# [Provided information]
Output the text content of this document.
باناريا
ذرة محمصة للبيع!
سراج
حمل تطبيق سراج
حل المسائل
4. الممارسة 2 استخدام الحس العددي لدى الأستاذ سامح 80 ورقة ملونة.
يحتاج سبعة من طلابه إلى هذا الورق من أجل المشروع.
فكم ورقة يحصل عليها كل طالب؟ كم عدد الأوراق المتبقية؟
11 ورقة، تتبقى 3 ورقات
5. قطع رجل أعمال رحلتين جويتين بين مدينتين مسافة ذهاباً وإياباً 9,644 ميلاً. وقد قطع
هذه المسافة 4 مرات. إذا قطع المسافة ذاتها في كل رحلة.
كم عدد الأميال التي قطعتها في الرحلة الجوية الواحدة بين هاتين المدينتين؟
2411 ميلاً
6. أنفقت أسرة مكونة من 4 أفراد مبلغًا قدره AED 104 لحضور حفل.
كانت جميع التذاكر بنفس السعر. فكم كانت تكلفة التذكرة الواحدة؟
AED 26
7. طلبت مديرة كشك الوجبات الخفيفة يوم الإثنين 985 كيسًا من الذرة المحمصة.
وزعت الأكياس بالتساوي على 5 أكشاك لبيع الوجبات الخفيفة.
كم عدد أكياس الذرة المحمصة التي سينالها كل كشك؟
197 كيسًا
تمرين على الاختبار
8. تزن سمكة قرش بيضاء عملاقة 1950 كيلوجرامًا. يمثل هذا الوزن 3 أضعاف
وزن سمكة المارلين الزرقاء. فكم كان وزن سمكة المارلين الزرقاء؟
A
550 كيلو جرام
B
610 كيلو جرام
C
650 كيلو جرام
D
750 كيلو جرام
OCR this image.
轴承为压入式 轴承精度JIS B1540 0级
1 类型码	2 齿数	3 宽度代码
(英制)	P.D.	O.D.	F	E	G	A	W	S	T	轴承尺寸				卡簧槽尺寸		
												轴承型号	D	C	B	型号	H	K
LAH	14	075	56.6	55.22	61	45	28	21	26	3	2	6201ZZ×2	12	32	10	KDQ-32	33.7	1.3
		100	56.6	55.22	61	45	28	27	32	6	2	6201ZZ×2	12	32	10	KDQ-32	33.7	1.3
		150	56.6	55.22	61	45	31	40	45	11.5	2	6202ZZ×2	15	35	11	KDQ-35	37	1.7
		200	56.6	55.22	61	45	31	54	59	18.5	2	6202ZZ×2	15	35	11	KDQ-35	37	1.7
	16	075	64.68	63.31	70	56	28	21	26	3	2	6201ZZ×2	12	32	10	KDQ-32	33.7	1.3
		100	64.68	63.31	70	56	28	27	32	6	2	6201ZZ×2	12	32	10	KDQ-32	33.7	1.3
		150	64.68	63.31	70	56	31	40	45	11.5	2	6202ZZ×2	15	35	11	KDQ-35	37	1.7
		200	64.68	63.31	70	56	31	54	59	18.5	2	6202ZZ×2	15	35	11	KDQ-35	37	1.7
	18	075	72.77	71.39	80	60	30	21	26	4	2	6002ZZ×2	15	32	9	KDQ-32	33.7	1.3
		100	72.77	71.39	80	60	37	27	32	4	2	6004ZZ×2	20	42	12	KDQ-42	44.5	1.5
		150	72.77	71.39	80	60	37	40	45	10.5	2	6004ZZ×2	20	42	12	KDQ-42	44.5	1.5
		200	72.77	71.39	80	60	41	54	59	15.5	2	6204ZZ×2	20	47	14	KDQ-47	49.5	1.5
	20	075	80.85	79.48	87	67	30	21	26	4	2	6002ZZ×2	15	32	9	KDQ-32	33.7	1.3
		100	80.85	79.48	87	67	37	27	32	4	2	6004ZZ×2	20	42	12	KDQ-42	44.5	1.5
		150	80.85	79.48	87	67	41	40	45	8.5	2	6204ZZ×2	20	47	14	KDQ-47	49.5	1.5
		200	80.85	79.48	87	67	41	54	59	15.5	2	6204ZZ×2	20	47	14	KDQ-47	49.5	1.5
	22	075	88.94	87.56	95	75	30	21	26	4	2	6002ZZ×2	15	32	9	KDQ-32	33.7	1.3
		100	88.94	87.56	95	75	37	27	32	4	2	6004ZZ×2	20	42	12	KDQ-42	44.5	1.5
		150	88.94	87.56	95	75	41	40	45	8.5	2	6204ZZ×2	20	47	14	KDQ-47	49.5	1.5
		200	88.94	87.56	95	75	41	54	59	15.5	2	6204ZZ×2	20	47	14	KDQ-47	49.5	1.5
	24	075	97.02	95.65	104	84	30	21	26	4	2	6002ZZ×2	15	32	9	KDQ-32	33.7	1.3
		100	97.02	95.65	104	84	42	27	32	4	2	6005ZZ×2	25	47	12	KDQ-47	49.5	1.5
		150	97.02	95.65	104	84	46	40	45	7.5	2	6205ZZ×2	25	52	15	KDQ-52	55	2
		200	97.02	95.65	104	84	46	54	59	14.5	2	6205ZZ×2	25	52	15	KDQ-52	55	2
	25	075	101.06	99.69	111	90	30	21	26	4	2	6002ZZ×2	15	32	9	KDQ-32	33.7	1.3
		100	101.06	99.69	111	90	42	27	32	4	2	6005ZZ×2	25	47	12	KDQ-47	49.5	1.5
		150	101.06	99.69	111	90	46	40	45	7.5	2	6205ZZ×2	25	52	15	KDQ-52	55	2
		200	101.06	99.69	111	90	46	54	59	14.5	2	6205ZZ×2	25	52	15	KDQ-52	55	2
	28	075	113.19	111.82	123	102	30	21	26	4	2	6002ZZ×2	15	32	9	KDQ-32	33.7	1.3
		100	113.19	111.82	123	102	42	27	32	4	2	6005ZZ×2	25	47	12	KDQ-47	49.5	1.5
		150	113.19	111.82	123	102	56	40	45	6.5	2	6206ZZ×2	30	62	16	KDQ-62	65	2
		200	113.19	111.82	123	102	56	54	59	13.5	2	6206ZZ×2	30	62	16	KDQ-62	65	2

# [Problem]
Retype the material in full. Each word must match.

# [Finished answer]
Output the text content of this document.
باناريا
ذرة محمصة للبيع!
سراج
حمل تطبيق سراج
حل المسائل
4. الممارسة 2 استخدام الحس العددي لدى الأستاذ سامح 80 ورقة ملونة.
يحتاج سبعة من طلابه إلى هذا الورق من أجل المشروع.
فكم ورقة يحصل عليها كل طالب؟ كم عدد الأوراق المتبقية؟
11 ورقة، تتبقى 3 ورقات
5. قطع رجل أعمال رحلتين جويتين بين مدينتين مسافة ذهاباً وإياباً 9,644 ميلاً. وقد قطع
هذه المسافة 4 مرات. إذا قطع المسافة ذاتها في كل رحلة.
كم عدد الأميال التي قطعتها في الرحلة الجوية الواحدة بين هاتين المدينتين؟
2411 ميلاً
6. أنفقت أسرة مكونة من 4 أفراد مبلغًا قدره AED 104 لحضور حفل.
كانت جميع التذاكر بنفس السعر. فكم كانت تكلفة التذكرة الواحدة؟
AED 26
7. طلبت مديرة كشك الوجبات الخفيفة يوم الإثنين 985 كيسًا من الذرة المحمصة.
وزعت الأكياس بالتساوي على 5 أكشاك لبيع الوجبات الخفيفة.
كم عدد أكياس الذرة المحمصة التي سينالها كل كشك؟
197 كيسًا
تمرين على الاختبار
8. تزن سمكة قرش بيضاء عملاقة 1950 كيلوجرامًا. يمثل هذا الوزن 3 أضعاف
وزن سمكة المارلين الزرقاء. فكم كان وزن سمكة المارلين الزرقاء؟
A
550 كيلو جرام
B
610 كيلو جرام
C
650 كيلو جرام
D
750 كيلو جرام
OCR this image.
轴承为压入式 轴承精度JIS B1540 0级
1 类型码	2 齿数	3 宽度代码
(英制)	P.D.	O.D.	F	E	G	A	W	S	T	轴承尺寸				卡簧槽尺寸		
												轴承型号	D	C	B	型号	H	K
LAH	14	075	56.6	55.22	61	45	28	21	26	3	2	6201ZZ×2	12	32	10	KDQ-32	33.7	1.3
		100	56.6	55.22	61	45	28	27	32	6	2	6201ZZ×2	12	32	10	KDQ-32	33.7	1.3
		150	56.6	55.22	61	45	31	40	45	11.5	2	6202ZZ×2	15	35	11	KDQ-35	37	1.7
		200	56.6	55.22	61	45	31	54	59	18.5	2	6202ZZ×2	15	35	11	KDQ-35	37	1.7
	16	075	64.68	63.31	70	56	28	21	26	3	2	6201ZZ×2	12	32	10	KDQ-32	33.7	1.3
		100	64.68	63.31	70	56	28	27	32	6	2	6201ZZ×2	12	32	10	KDQ-32	33.7	1.3
		150	64.68	63.31	70	56	31	40	45	11.5	2	6202ZZ×2	15	35	11	KDQ-35	37	1.7
		200	64.68	63.31	70	56	31	54	59	18.5	2	6202ZZ×2	15	35	11	KDQ-35	37	1.7
	18	075	72.77	71.39	80	60	30	21	26	4	2	6002ZZ×2	15	32	9	KDQ-32	33.7	1.3
		100	72.77	71.39	80	60	37	27	32	4	2	6004ZZ×2	20	42	12	KDQ-42	44.5	1.5
		150	72.77	71.39	80	60	37	40	45	10.5	2	6004ZZ×2	20	42	12	KDQ-42	44.5	1.5
		200	72.77	71.39	80	60	41	54	59	15.5	2	6204ZZ×2	20	47	14	KDQ-47	49.5	1.5
	20	075	80.85	79.48	87	67	30	21	26	4	2	6002ZZ×2	15	32	9	KDQ-32	33.7	1.3
		100	80.85	79.48	87	67	37	27	32	4	2	6004ZZ×2	20	42	12	KDQ-42	44.5	1.5
		150	80.85	79.48	87	67	41	40	45	8.5	2	6204ZZ×2	20	47	14	KDQ-47	49.5	1.5
		200	80.85	79.48	87	67	41	54	59	15.5	2	6204ZZ×2	20	47	14	KDQ-47	49.5	1.5
	22	075	88.94	87.56	95	75	30	21	26	4	2	6002ZZ×2	15	32	9	KDQ-32	33.7	1.3
		100	88.94	87.56	95	75	37	27	32	4	2	6004ZZ×2	20	42	12	KDQ-42	44.5	1.5
		150	88.94	87.56	95	75	41	40	45	8.5	2	6204ZZ×2	20	47	14	KDQ-47	49.5	1.5
		200	88.94	87.56	95	75	41	54	59	15.5	2	6204ZZ×2	20	47	14	KDQ-47	49.5	1.5
	24	075	97.02	95.65	104	84	30	21	26	4	2	6002ZZ×2	15	32	9	KDQ-32	33.7	1.3
		100	97.02	95.65	104	84	42	27	32	4	2	6005ZZ×2	25	47	12	KDQ-47	49.5	1.5
		150	97.02	95.65	104	84	46	40	45	7.5	2	6205ZZ×2	25	52	15	KDQ-52	55	2
		200	97.02	95.65	104	84	46	54	59	14.5	2	6205ZZ×2	25	52	15	KDQ-52	55	2
	25	075	101.06	99.69	111	90	30	21	26	4	2	6002ZZ×2	15	32	9	KDQ-32	33.7	1.3
		100	101.06	99.69	111	90	42	27	32	4	2	6005ZZ×2	25	47	12	KDQ-47	49.5	1.5
		150	101.06	99.69	111	90	46	40	45	7.5	2	6205ZZ×2	25	52	15	KDQ-52	55	2
		200	101.06	99.69	111	90	46	54	59	14.5	2	6205ZZ×2	25	52	15	KDQ-52	55	2
	28	075	113.19	111.82	123	102	30	21	26	4	2	6002ZZ×2	15	32	9	KDQ-32	33.7	1.3
		100	113.19	111.82	123	102	42	27	32	4	2	6005ZZ×2	25	47	12	KDQ-47	49.5	1.5
		150	113.19	111.82	123	102	56	40	45	6.5	2	6206ZZ×2	30	62	16	KDQ-62	65	2
		200	113.19	111.82	123	102	56	54	59	13.5	2	6206ZZ×2	30	62	16	KDQ-62	65	2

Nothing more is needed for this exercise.